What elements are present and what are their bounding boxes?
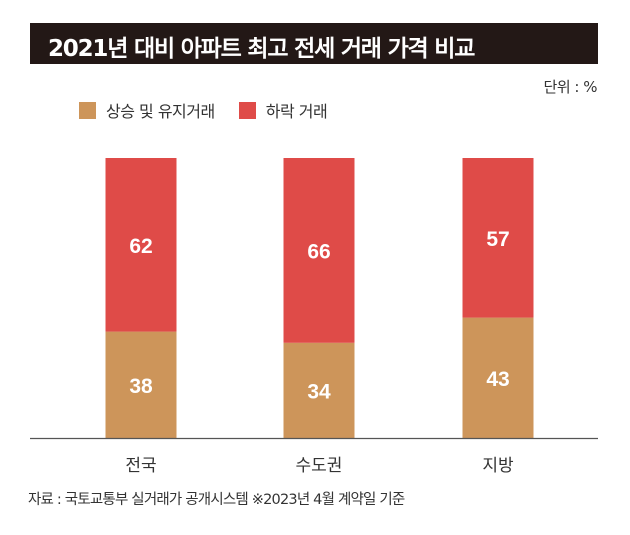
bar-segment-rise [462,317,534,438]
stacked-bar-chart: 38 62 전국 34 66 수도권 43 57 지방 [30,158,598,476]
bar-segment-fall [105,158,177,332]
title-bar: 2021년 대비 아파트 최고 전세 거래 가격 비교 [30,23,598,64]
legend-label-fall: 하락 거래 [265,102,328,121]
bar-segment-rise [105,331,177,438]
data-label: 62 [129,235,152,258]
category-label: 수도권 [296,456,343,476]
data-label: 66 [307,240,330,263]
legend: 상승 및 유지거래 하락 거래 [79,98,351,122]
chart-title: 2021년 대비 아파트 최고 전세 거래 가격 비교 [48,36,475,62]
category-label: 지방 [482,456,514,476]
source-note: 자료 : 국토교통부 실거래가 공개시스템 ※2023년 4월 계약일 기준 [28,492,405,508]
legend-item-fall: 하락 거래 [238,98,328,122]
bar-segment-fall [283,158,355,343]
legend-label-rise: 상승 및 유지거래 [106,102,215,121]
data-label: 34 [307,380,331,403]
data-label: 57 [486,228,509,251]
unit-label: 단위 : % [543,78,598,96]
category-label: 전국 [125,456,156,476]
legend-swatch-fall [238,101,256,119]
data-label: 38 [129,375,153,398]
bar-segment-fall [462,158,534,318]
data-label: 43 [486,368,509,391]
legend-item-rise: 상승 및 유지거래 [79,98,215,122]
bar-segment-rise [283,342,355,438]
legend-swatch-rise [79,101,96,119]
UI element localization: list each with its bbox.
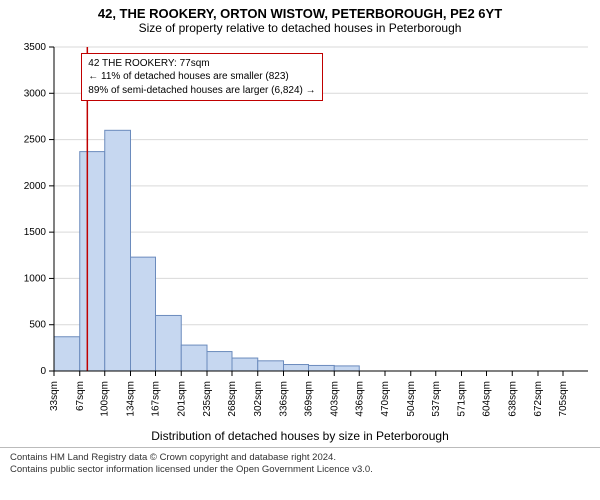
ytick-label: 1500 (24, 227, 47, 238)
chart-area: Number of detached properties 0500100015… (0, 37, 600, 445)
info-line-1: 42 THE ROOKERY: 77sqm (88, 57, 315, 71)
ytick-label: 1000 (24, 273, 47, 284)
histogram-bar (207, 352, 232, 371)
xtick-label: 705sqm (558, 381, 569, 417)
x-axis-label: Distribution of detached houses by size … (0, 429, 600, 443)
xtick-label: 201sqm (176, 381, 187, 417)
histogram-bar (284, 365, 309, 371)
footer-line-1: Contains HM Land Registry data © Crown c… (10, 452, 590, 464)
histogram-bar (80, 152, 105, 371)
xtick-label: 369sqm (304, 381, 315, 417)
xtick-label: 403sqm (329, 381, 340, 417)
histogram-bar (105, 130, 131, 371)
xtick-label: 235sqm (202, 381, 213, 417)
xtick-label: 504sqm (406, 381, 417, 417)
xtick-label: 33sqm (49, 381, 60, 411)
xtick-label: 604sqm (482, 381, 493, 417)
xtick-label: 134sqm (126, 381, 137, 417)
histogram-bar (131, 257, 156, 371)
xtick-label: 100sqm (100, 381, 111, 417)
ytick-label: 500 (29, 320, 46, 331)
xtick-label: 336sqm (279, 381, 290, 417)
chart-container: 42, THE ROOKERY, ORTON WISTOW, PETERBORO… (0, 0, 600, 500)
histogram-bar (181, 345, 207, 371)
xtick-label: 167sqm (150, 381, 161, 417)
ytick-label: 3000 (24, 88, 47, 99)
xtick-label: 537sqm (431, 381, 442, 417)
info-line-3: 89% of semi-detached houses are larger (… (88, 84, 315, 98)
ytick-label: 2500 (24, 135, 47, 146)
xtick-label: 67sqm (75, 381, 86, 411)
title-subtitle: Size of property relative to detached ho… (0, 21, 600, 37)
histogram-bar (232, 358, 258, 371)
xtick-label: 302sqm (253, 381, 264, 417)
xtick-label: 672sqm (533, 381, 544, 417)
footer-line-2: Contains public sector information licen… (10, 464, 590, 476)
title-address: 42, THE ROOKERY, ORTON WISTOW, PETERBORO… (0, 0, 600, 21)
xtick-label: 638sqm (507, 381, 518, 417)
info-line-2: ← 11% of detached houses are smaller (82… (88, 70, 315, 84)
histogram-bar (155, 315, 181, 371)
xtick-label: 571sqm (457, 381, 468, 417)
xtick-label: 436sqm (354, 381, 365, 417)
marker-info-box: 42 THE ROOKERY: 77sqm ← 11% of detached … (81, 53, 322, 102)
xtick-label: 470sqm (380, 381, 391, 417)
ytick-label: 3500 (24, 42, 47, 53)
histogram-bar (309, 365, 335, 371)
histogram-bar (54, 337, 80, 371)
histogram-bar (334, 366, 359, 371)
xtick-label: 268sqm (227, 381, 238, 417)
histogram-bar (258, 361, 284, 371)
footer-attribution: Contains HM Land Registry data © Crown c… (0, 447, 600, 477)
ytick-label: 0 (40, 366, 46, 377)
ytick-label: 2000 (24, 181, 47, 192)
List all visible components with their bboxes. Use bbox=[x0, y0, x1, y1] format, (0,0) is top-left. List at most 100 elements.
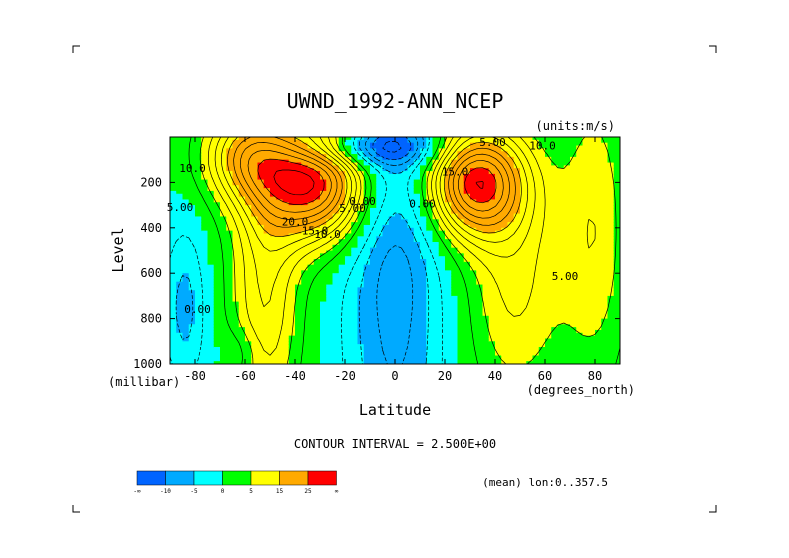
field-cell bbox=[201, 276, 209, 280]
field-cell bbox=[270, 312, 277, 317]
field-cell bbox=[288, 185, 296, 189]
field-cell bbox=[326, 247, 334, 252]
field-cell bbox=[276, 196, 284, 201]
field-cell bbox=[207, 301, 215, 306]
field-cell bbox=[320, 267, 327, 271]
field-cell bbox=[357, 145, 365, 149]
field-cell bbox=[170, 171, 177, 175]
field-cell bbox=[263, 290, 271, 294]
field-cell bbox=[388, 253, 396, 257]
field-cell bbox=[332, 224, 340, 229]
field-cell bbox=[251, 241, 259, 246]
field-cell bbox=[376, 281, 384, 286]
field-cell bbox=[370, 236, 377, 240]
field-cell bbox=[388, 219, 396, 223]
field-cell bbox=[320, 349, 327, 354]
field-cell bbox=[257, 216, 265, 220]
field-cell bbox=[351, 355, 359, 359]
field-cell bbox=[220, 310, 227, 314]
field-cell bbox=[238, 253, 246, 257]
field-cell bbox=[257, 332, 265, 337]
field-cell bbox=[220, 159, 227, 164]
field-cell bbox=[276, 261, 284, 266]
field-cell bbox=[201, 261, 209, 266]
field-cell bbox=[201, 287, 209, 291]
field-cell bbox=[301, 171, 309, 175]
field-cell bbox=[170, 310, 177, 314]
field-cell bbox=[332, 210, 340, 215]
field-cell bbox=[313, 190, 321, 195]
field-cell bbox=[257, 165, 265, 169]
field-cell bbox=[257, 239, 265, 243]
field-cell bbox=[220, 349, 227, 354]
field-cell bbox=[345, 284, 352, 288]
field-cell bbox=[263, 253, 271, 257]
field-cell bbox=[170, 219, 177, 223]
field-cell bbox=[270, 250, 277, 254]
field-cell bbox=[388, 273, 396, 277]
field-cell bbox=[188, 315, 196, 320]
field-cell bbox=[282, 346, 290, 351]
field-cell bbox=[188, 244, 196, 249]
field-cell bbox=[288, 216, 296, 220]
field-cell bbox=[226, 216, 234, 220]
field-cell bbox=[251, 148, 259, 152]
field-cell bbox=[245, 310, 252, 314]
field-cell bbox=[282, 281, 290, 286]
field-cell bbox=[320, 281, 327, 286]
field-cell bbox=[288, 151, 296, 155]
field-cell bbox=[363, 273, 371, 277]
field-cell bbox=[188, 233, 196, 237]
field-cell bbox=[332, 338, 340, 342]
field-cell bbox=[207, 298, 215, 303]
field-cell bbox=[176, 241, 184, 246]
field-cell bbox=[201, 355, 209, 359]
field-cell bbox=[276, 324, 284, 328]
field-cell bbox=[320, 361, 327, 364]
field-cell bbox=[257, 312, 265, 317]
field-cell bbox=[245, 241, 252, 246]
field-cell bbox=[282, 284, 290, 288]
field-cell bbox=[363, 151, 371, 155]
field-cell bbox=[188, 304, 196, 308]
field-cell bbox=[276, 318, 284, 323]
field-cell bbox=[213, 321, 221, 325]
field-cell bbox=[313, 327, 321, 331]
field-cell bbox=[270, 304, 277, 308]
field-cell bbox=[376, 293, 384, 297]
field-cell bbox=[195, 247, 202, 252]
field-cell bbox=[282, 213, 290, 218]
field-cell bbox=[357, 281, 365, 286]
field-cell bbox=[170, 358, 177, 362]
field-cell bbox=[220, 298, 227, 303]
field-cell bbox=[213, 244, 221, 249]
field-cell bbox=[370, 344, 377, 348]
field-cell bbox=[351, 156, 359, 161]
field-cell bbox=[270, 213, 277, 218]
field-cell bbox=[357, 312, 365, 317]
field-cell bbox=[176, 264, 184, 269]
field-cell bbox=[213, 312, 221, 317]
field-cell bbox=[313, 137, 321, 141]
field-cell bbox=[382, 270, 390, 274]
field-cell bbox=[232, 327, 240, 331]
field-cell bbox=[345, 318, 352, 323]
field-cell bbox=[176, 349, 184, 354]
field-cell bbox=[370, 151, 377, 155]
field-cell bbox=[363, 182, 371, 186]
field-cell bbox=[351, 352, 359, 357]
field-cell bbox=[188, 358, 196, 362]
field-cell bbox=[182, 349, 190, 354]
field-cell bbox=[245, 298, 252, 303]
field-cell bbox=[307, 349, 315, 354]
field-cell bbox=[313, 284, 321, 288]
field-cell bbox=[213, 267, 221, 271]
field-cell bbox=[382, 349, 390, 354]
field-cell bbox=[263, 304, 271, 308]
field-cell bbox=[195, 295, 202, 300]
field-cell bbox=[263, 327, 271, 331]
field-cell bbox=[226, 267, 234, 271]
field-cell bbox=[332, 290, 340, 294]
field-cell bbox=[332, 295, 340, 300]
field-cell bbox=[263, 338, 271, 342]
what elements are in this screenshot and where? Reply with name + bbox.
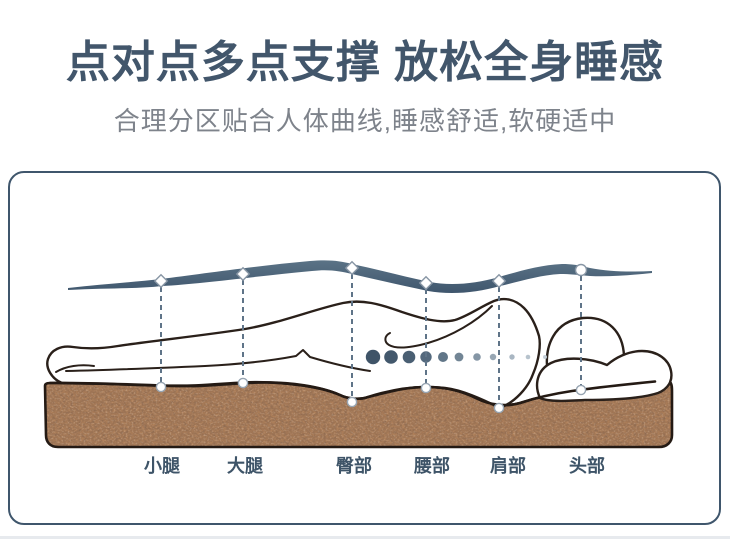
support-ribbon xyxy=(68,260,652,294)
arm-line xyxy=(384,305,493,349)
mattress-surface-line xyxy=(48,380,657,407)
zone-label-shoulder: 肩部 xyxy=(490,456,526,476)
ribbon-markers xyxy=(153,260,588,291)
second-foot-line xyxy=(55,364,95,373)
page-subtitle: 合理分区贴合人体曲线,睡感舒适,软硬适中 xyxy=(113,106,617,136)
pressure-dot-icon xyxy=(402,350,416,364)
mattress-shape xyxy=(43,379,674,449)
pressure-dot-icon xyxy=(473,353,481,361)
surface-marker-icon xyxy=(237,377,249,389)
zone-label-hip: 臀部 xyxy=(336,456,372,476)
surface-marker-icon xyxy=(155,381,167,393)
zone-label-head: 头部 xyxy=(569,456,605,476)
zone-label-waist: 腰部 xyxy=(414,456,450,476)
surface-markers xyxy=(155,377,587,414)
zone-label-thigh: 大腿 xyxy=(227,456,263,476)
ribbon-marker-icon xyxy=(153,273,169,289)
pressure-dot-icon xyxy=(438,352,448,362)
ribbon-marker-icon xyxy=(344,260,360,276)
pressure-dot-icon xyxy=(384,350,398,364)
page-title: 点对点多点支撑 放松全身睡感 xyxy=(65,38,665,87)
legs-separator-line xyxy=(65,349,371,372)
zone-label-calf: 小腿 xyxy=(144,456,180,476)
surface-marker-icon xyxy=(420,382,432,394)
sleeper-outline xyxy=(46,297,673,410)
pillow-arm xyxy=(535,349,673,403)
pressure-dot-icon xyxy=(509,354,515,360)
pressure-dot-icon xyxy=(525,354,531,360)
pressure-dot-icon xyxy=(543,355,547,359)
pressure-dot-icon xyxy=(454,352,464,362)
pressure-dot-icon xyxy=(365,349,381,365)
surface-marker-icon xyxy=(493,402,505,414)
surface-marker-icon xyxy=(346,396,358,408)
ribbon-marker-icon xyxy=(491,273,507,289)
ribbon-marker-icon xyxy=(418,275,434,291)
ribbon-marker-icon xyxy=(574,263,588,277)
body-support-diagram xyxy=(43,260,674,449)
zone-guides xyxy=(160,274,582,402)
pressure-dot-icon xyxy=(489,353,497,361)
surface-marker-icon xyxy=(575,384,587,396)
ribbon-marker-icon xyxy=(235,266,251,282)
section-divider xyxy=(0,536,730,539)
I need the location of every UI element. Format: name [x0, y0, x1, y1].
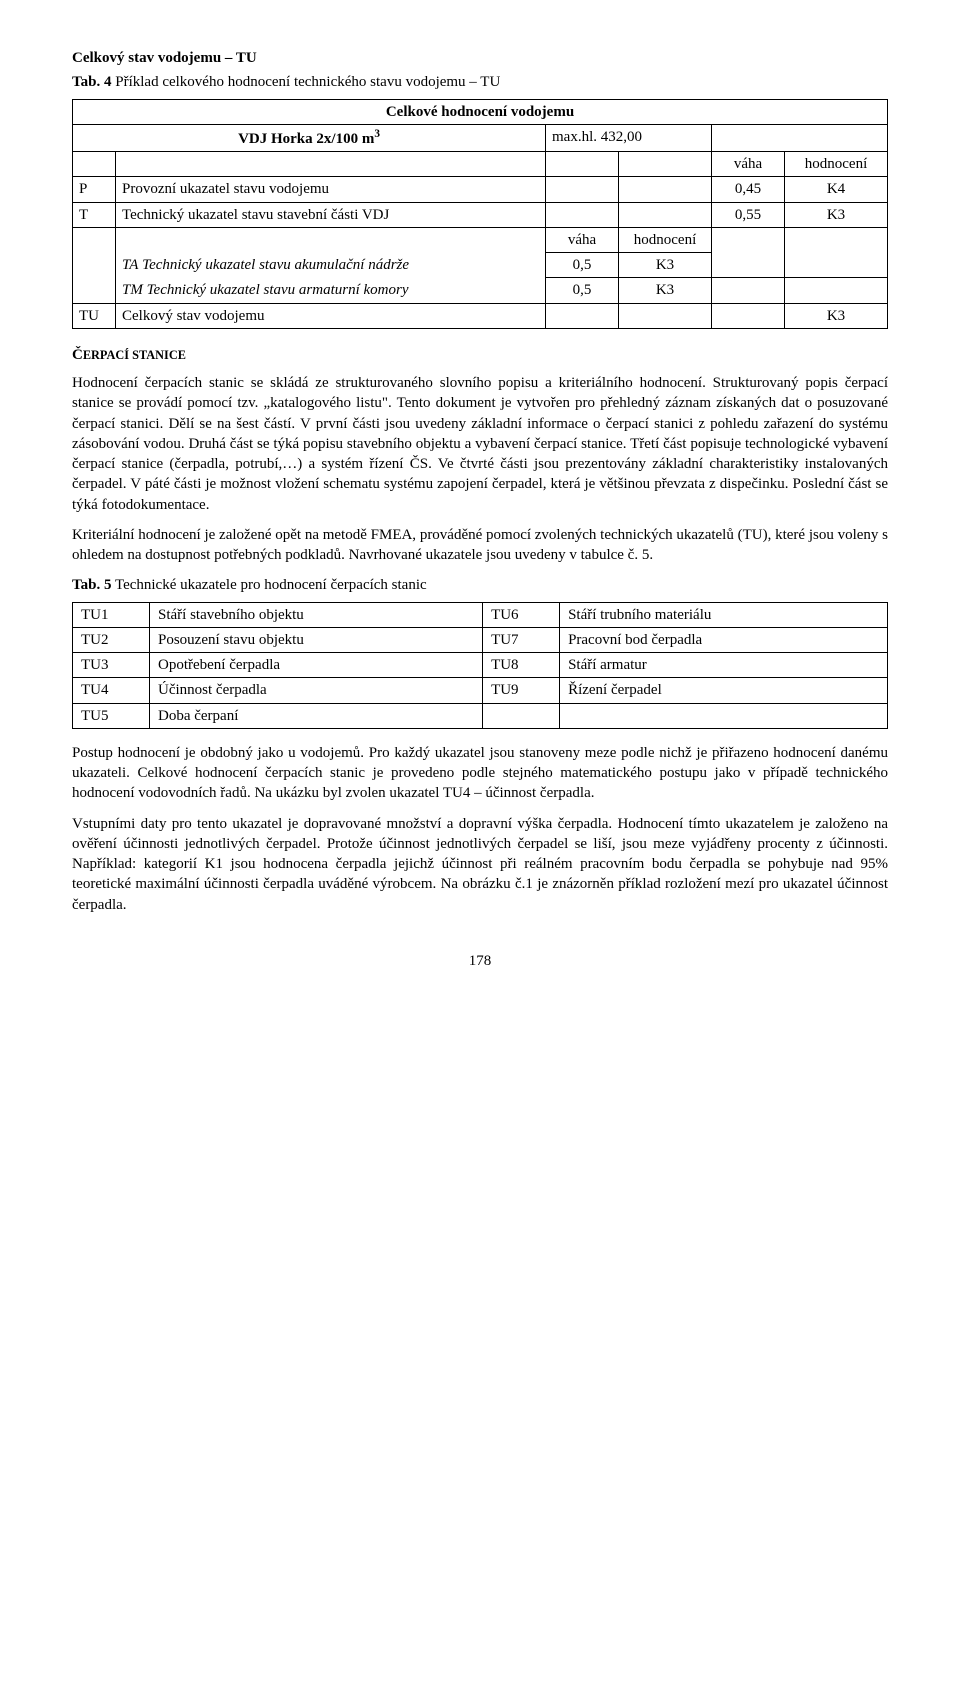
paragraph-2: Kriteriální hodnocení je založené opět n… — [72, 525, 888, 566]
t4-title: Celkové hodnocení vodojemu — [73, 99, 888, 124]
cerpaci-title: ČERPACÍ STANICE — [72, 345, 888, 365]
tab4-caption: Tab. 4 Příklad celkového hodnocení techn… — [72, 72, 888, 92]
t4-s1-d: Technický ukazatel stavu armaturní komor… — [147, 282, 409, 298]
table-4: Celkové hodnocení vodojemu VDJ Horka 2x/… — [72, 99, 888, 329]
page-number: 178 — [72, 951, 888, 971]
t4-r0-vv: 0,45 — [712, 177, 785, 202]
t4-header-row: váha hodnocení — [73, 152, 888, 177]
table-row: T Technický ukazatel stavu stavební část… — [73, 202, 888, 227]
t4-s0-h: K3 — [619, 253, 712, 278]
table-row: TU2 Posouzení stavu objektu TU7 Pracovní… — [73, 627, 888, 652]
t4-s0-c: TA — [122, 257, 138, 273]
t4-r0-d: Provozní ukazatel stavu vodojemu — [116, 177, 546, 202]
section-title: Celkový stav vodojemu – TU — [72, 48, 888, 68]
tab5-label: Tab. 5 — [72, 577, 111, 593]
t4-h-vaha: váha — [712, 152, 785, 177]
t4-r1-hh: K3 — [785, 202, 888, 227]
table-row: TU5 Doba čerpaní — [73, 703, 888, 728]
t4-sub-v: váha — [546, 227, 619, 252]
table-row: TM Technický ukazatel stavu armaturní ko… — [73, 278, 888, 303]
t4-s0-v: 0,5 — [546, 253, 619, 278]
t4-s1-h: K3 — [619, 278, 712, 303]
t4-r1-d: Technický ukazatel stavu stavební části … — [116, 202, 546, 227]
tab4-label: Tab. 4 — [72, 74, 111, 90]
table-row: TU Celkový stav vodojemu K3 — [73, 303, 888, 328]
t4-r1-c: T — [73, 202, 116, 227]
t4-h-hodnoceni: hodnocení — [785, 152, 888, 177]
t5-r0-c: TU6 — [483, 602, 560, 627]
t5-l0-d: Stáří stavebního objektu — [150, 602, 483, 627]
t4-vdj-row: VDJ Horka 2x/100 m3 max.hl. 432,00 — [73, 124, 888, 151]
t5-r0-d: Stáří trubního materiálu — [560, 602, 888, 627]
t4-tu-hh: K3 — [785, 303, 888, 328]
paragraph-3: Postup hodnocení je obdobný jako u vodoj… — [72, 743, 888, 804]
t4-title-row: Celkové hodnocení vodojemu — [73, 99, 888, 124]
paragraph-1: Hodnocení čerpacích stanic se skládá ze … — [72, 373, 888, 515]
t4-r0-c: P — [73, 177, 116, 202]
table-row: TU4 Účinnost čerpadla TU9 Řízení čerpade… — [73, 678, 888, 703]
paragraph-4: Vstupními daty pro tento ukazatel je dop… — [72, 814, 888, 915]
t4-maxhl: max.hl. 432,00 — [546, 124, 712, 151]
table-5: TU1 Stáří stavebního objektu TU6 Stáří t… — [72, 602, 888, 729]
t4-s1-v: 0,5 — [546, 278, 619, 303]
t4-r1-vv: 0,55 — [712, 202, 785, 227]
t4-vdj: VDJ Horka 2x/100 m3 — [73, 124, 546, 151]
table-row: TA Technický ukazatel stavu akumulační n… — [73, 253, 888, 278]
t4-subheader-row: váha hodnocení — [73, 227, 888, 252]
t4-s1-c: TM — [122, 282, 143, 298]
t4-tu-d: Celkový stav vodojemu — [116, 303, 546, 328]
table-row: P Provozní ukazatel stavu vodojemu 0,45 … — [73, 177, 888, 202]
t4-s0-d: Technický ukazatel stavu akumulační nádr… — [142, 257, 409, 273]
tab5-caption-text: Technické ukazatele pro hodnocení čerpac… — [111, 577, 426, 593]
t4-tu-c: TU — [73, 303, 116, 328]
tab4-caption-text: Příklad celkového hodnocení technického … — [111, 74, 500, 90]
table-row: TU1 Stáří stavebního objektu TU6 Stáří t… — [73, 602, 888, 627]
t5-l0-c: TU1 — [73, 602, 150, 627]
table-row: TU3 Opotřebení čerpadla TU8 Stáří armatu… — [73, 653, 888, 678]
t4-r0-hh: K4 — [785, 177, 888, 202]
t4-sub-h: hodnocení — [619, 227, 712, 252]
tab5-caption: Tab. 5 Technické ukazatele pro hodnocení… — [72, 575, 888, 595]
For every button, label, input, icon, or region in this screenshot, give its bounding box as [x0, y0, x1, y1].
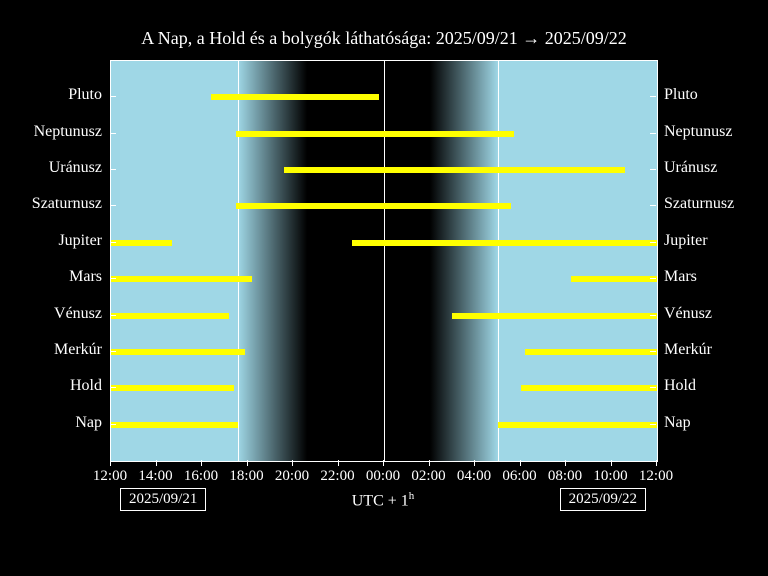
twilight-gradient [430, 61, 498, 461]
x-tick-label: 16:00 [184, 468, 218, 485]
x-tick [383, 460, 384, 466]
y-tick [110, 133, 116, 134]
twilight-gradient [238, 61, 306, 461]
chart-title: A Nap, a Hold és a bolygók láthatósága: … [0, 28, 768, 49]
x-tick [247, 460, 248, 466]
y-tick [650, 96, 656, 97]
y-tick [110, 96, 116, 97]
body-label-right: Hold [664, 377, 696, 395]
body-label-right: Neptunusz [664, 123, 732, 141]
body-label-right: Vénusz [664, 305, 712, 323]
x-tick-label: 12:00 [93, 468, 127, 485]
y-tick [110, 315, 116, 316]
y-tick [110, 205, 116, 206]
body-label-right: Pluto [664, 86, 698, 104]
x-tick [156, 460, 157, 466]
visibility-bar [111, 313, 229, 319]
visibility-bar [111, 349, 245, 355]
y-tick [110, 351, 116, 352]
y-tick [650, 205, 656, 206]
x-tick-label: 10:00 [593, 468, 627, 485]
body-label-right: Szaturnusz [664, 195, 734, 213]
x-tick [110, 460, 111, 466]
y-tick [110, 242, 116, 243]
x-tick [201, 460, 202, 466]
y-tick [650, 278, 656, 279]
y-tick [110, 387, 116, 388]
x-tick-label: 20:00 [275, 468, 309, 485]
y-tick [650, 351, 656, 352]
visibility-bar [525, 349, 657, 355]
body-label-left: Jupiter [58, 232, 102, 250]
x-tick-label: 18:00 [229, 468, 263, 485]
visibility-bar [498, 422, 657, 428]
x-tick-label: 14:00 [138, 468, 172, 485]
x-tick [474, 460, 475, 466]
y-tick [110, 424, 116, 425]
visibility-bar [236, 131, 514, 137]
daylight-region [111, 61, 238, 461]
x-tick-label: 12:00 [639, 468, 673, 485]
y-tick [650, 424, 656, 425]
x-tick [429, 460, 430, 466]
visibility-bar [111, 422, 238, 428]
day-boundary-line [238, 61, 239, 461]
· · · ·
Task goal: Copy out the records verbatim, starting with the line that contains "field-cell bbox=[201, 276, 209, 280]" and ending with the line that contains "field-cell bbox=[332, 224, 340, 229]", with both of those lines included.

Answer for this exercise:
field-cell bbox=[201, 276, 209, 280]
field-cell bbox=[270, 312, 277, 317]
field-cell bbox=[288, 185, 296, 189]
field-cell bbox=[326, 247, 334, 252]
field-cell bbox=[276, 196, 284, 201]
field-cell bbox=[207, 301, 215, 306]
field-cell bbox=[320, 267, 327, 271]
field-cell bbox=[357, 145, 365, 149]
field-cell bbox=[170, 171, 177, 175]
field-cell bbox=[263, 290, 271, 294]
field-cell bbox=[388, 253, 396, 257]
field-cell bbox=[332, 224, 340, 229]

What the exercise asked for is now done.